_Objectif_. Poursuivez le texte consacré à Nadia Russo-Bossie à partir de sa dernière phrase.

_Extrait du texte_.
-=-=-
Nadia Russo-Bossie (1901-1988)
Nadia Russo-Bossie a été l’une des héroïnes de l’air méconnues de
la Deuxième guerre mondiale, de la trempe de celles qui, pour sauver des vies,
ont mis tout en jeu : leur savoir, leur détermination et leur courage.
Comme beaucoup en temps de guerre, elle avait tout fait pour défendre son
nouveau pays, la Roumanie. Car Nadia Russo-Bossie était, en effet, née citoyenne
russe, près de Moscou, dans une vieille famille aristocratique, fille d’un
général de la cavalerie du Tsar. Devenue orpheline à 14 ans, Nadia, aidée par
l’ancien aide-de-camp de son père, parvient à fuir avec sa sœur la dictature
bolchévique, et se réfugie au royaume de Roumanie, en 1918. Mariée en 1925 à
Alexandru Russo, héritier d’une vieille lignée de boyards de Bessarabie, Nadia
Russo-Bossie devient au fil des annnées à la fois acteur et témoin précieux de
ce que sera le 20e siècle roumain, avec ses joies, ses espoirs et
ses tragédies successives.
Steliu Lambru, 26.07.2021, 12:27
Nadia Russo-Bossie a été l’une des héroïnes de l’air méconnues de
la Deuxième guerre mondiale, de la trempe de celles qui, pour sauver des vies,
ont mis tout en jeu : leur savoir, leur détermination et leur courage.
Comme beaucoup en temps de guerre, elle avait tout fait pour défendre son
nouveau pays, la Roumanie. Car Nadia Russo-Bossie était, en effet, née citoyenne
russe, près de Moscou, dans une vieille famille aristocratique, fille d’un
général de la cavalerie du Tsar. Devenue orpheline à 14 ans, Nadia, aidée par
l’ancien aide-de-camp de son père, parvient à fuir avec sa sœur la dictature
bolchévique, et se réfugie au royaume de Roumanie, en 1918. Mariée en 1925 à
Alexandru Russo, héritier d’une vieille lignée de boyards de Bessarabie, Nadia
Russo-Bossie devient au fil des annnées à la fois acteur et témoin précieux de
ce que sera le 20e siècle roumain, avec ses joies, ses espoirs et
ses tragédies successives.
-=-=-
_Données fournies_.
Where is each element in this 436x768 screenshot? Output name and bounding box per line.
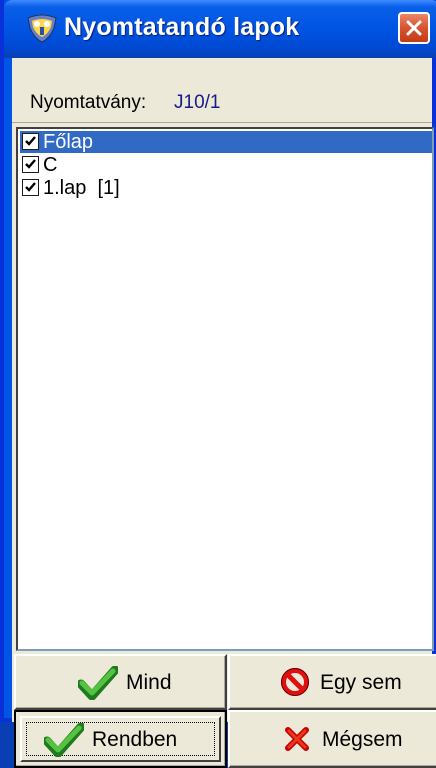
-=-=-
_Réponse attendue_.
Le Musée national d’histoire de la Roumanie avait récemment mis à l’honneur la présence des
femmes héroïnes dans les rangs de l’armée roumaine pendant la Deuxième guerre
mondiale. Nadejda Evgenievna Brjozovskaia, le nom à la naissance de celle qui
sera connue par ses contemporains roumains sous le nom de Nadia Russo-Bossie, a
occupé une place à part dans l’exposition temporaire du musée, aux côtés de
deux autres as féminins du ciel : Smaranda Brăescu et Mariana Drăgescu,
figures centrales de la fameuse « escadrille blanche » de l’aviation
roumaine, pendant la Deuxième guerre mondiale.
L’historienne
Cristina Păiușan-Nuică, commissaire de l’exposition du musée national
d’Histoire de la Roumanie : « Nadia Russo-Bossie était d’origine
russe. Elle était née en 1901 dans l’Empire des tsars, qu’elle a fui en 1918,
lors de la Révolution bolchevique. Ses parents étaient morts entre temps, elle a
donc fui juste avec sa sœur, à Chișinău, où elle avait de la famille. Mais elle
désirait plus que tout devenir aviatrice. Cette envie lui était venue juste
après avoir fini ses études à l’Ecole des beaux-arts de Paris. Elle ne
commencera donc à prendre des leçons de pilotage qu’en 1936, ce genre de cours était
plutôt cher. Elle a eu son brevet féminin, puis le brevet général de pilotage.
Nadia sera par la suite l’une des fondatrices de l’escadrille sanitaire de
l’aviation roumaine. »
Le destin avait, en effet, rudement
malmené la jeune Nadia. Sa mère meurt en 1912, lorsque Nadia n’avait que 11
ans. Quant à son père, il perdra la vie sur le front de la Grande guerre, en
1915, lorsque sa fille avait 14 ans. Son arrivée en Roumanie, à 17 ans
seulement, signe le début de sa nouvelle vie.
Cristina
Păiușan-Nuică : « Nadia
Russo n’a pas eu la vie facile. A son arrivée en Roumanie, elle a dû gagner sa
vie, comme maîtresse d’école, mais elle a pratiqué d’autres métiers encore.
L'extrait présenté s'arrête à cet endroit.